## Task directions
Skip the images and copy each record exactly as written.

## The input
┄┄┄┄┄┄

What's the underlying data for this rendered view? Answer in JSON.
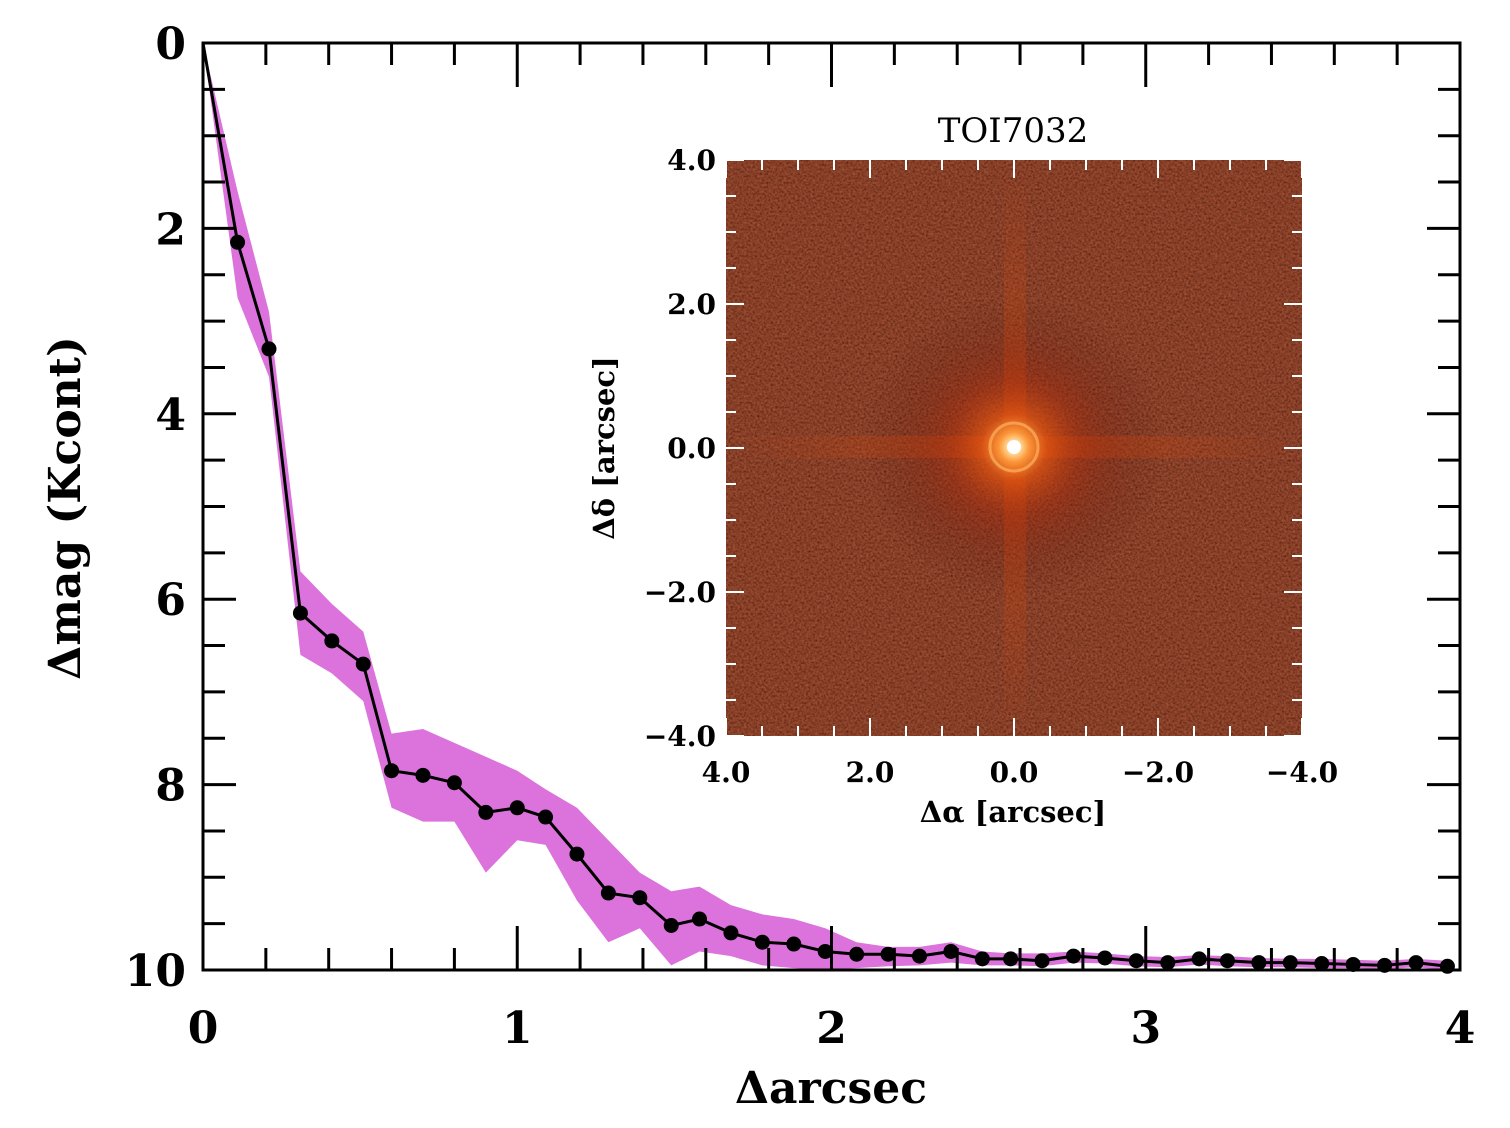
{
  "chart_data": [
    {
      "type": "line",
      "xlabel": "Δarcsec",
      "ylabel": "Δmag (Kcont)",
      "xlim": [
        0,
        4
      ],
      "ylim": [
        0,
        10
      ],
      "y_inverted": true,
      "x_ticks": [
        "0",
        "1",
        "2",
        "3",
        "4"
      ],
      "y_ticks": [
        "0",
        "2",
        "4",
        "6",
        "8",
        "10"
      ],
      "grid": false,
      "series": [
        {
          "values_x": [
            0,
            0.11,
            0.21,
            0.31,
            0.41,
            0.51,
            0.6,
            0.7,
            0.8,
            0.9,
            1.0,
            1.09,
            1.19,
            1.29,
            1.39,
            1.49,
            1.58,
            1.68,
            1.78,
            1.88,
            1.98,
            2.08,
            2.18,
            2.28,
            2.38,
            2.48,
            2.57,
            2.67,
            2.77,
            2.87,
            2.97,
            3.07,
            3.17,
            3.26,
            3.36,
            3.46,
            3.56,
            3.66,
            3.76,
            3.86,
            3.96
          ],
          "values_y": [
            0,
            2.15,
            3.3,
            6.15,
            6.45,
            6.7,
            7.85,
            7.9,
            7.98,
            8.3,
            8.25,
            8.35,
            8.75,
            9.17,
            9.22,
            9.52,
            9.45,
            9.6,
            9.7,
            9.72,
            9.8,
            9.83,
            9.83,
            9.85,
            9.8,
            9.88,
            9.88,
            9.9,
            9.85,
            9.87,
            9.9,
            9.92,
            9.88,
            9.9,
            9.92,
            9.92,
            9.93,
            9.94,
            9.95,
            9.92,
            9.96
          ],
          "band_upper": [
            0,
            1.6,
            2.9,
            5.7,
            6.05,
            6.35,
            7.45,
            7.4,
            7.55,
            7.7,
            7.85,
            8.05,
            8.25,
            8.6,
            8.95,
            9.15,
            9.1,
            9.3,
            9.4,
            9.45,
            9.55,
            9.7,
            9.75,
            9.75,
            9.7,
            9.8,
            9.82,
            9.82,
            9.8,
            9.82,
            9.85,
            9.86,
            9.84,
            9.85,
            9.87,
            9.88,
            9.88,
            9.89,
            9.9,
            9.88,
            9.9
          ],
          "band_lower": [
            0,
            2.75,
            3.6,
            6.6,
            6.8,
            7.1,
            8.25,
            8.4,
            8.4,
            8.95,
            8.6,
            8.65,
            9.25,
            9.7,
            9.55,
            9.95,
            9.8,
            9.85,
            9.95,
            9.98,
            10.0,
            9.98,
            9.96,
            9.95,
            9.92,
            9.95,
            9.95,
            9.96,
            9.92,
            9.93,
            9.96,
            9.97,
            9.94,
            9.96,
            9.97,
            9.97,
            9.98,
            9.98,
            9.99,
            9.97,
            10.0
          ],
          "line_color": "#000000",
          "marker_color": "#000000",
          "band_color": "#dc72dc"
        }
      ],
      "inset": {
        "type": "heatmap",
        "title": "TOI7032",
        "xlabel": "Δα [arcsec]",
        "ylabel": "Δδ [arcsec]",
        "xlim": [
          4.0,
          -4.0
        ],
        "ylim": [
          -4.0,
          4.0
        ],
        "x_ticks": [
          "4.0",
          "2.0",
          "0.0",
          "−2.0",
          "−4.0"
        ],
        "y_ticks": [
          "4.0",
          "2.0",
          "0.0",
          "−2.0",
          "−4.0"
        ],
        "colormap": [
          "#2a0604",
          "#5a0f08",
          "#9a2208",
          "#e05a10",
          "#ffb45a",
          "#ffffff"
        ],
        "peak": [
          0.0,
          0.0
        ]
      }
    }
  ]
}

┄┄┄┄┄┄

## Written answer
What's the underlying data for this rendered view? Answer in JSON.
{
  "chart_data": [
    {
      "type": "line",
      "xlabel": "Δarcsec",
      "ylabel": "Δmag (Kcont)",
      "xlim": [
        0,
        4
      ],
      "ylim": [
        0,
        10
      ],
      "y_inverted": true,
      "x_ticks": [
        "0",
        "1",
        "2",
        "3",
        "4"
      ],
      "y_ticks": [
        "0",
        "2",
        "4",
        "6",
        "8",
        "10"
      ],
      "grid": false,
      "series": [
        {
          "values_x": [
            0,
            0.11,
            0.21,
            0.31,
            0.41,
            0.51,
            0.6,
            0.7,
            0.8,
            0.9,
            1.0,
            1.09,
            1.19,
            1.29,
            1.39,
            1.49,
            1.58,
            1.68,
            1.78,
            1.88,
            1.98,
            2.08,
            2.18,
            2.28,
            2.38,
            2.48,
            2.57,
            2.67,
            2.77,
            2.87,
            2.97,
            3.07,
            3.17,
            3.26,
            3.36,
            3.46,
            3.56,
            3.66,
            3.76,
            3.86,
            3.96
          ],
          "values_y": [
            0,
            2.15,
            3.3,
            6.15,
            6.45,
            6.7,
            7.85,
            7.9,
            7.98,
            8.3,
            8.25,
            8.35,
            8.75,
            9.17,
            9.22,
            9.52,
            9.45,
            9.6,
            9.7,
            9.72,
            9.8,
            9.83,
            9.83,
            9.85,
            9.8,
            9.88,
            9.88,
            9.9,
            9.85,
            9.87,
            9.9,
            9.92,
            9.88,
            9.9,
            9.92,
            9.92,
            9.93,
            9.94,
            9.95,
            9.92,
            9.96
          ],
          "band_upper": [
            0,
            1.6,
            2.9,
            5.7,
            6.05,
            6.35,
            7.45,
            7.4,
            7.55,
            7.7,
            7.85,
            8.05,
            8.25,
            8.6,
            8.95,
            9.15,
            9.1,
            9.3,
            9.4,
            9.45,
            9.55,
            9.7,
            9.75,
            9.75,
            9.7,
            9.8,
            9.82,
            9.82,
            9.8,
            9.82,
            9.85,
            9.86,
            9.84,
            9.85,
            9.87,
            9.88,
            9.88,
            9.89,
            9.9,
            9.88,
            9.9
          ],
          "band_lower": [
            0,
            2.75,
            3.6,
            6.6,
            6.8,
            7.1,
            8.25,
            8.4,
            8.4,
            8.95,
            8.6,
            8.65,
            9.25,
            9.7,
            9.55,
            9.95,
            9.8,
            9.85,
            9.95,
            9.98,
            10.0,
            9.98,
            9.96,
            9.95,
            9.92,
            9.95,
            9.95,
            9.96,
            9.92,
            9.93,
            9.96,
            9.97,
            9.94,
            9.96,
            9.97,
            9.97,
            9.98,
            9.98,
            9.99,
            9.97,
            10.0
          ],
          "line_color": "#000000",
          "marker_color": "#000000",
          "band_color": "#dc72dc"
        }
      ],
      "inset": {
        "type": "heatmap",
        "title": "TOI7032",
        "xlabel": "Δα [arcsec]",
        "ylabel": "Δδ [arcsec]",
        "xlim": [
          4.0,
          -4.0
        ],
        "ylim": [
          -4.0,
          4.0
        ],
        "x_ticks": [
          "4.0",
          "2.0",
          "0.0",
          "−2.0",
          "−4.0"
        ],
        "y_ticks": [
          "4.0",
          "2.0",
          "0.0",
          "−2.0",
          "−4.0"
        ],
        "colormap": [
          "#2a0604",
          "#5a0f08",
          "#9a2208",
          "#e05a10",
          "#ffb45a",
          "#ffffff"
        ],
        "peak": [
          0.0,
          0.0
        ]
      }
    }
  ]
}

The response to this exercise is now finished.